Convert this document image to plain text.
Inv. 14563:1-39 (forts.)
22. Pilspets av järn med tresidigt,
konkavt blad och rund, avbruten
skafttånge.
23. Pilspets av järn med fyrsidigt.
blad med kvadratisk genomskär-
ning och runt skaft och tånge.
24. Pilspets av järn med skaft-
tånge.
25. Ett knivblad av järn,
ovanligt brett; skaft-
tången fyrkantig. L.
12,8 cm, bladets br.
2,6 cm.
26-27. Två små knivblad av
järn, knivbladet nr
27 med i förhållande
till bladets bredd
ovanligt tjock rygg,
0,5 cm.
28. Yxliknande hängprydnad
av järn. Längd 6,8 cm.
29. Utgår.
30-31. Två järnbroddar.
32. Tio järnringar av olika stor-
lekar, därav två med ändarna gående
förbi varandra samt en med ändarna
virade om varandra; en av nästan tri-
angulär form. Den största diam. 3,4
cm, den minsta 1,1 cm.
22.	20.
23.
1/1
────────
Exercise:
Among the records, find every line holding the word "bladets" and copy it.

Written solution:
12,8 cm, bladets br.
till bladets bredd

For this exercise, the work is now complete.